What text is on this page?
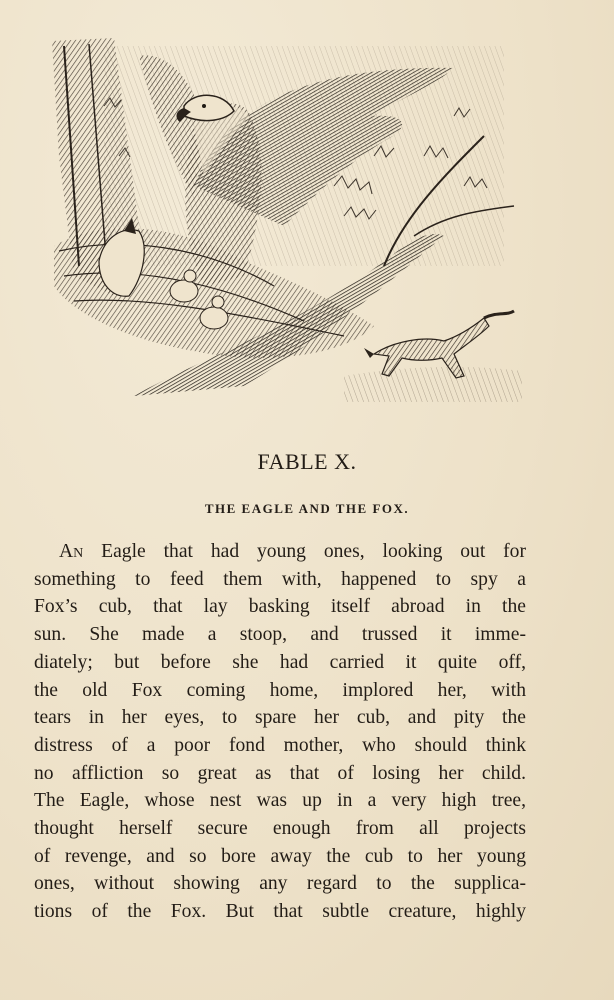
FABLE X.
THE EAGLE AND THE FOX.

An Eagle that had young ones, looking out for
something to feed them with, happened to spy a
Fox’s cub, that lay basking itself abroad in the
sun. She made a stoop, and trussed it imme-
diately; but before she had carried it quite off,
the old Fox coming home, implored her, with
tears in her eyes, to spare her cub, and pity the
distress of a poor fond mother, who should think
no affliction so great as that of losing her child.
The Eagle, whose nest was up in a very high tree,
thought herself secure enough from all projects
of revenge, and so bore away the cub to her young
ones, without showing any regard to the supplica-
tions of the Fox. But that subtle creature, highly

####

**Problem to work on**.
Quote in full the listing given above; the images are to be left out.

**Solution for this problem**.
What text is on this page?
FABLE X.
THE EAGLE AND THE FOX.

An Eagle that had young ones, looking out for
something to feed them with, happened to spy a
Fox’s cub, that lay basking itself abroad in the
sun. She made a stoop, and trussed it imme-
diately; but before she had carried it quite off,
the old Fox coming home, implored her, with
tears in her eyes, to spare her cub, and pity the
distress of a poor fond mother, who should think
no affliction so great as that of losing her child.
The Eagle, whose nest was up in a very high tree,
thought herself secure enough from all projects
of revenge, and so bore away the cub to her young
ones, without showing any regard to the supplica-
tions of the Fox. But that subtle creature, highly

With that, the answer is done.